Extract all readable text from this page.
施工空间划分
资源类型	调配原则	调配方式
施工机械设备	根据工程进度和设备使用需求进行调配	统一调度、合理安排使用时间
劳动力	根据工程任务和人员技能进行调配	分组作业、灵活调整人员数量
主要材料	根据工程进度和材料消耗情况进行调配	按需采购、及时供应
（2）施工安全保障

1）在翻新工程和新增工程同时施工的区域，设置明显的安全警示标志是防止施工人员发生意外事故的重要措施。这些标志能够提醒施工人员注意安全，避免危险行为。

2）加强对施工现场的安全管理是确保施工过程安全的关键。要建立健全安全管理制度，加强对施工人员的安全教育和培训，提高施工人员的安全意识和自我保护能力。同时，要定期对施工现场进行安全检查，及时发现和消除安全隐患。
-=-=-=-=-
Give the entries once more, exactly as they appear.

## [OUTPUT FOR THIS EXERCISE]
Extract all readable text from this page.
施工空间划分
资源类型	调配原则	调配方式
施工机械设备	根据工程进度和设备使用需求进行调配	统一调度、合理安排使用时间
劳动力	根据工程任务和人员技能进行调配	分组作业、灵活调整人员数量
主要材料	根据工程进度和材料消耗情况进行调配	按需采购、及时供应
（2）施工安全保障

1）在翻新工程和新增工程同时施工的区域，设置明显的安全警示标志是防止施工人员发生意外事故的重要措施。这些标志能够提醒施工人员注意安全，避免危险行为。

2）加强对施工现场的安全管理是确保施工过程安全的关键。要建立健全安全管理制度，加强对施工人员的安全教育和培训，提高施工人员的安全意识和自我保护能力。同时，要定期对施工现场进行安全检查，及时发现和消除安全隐患。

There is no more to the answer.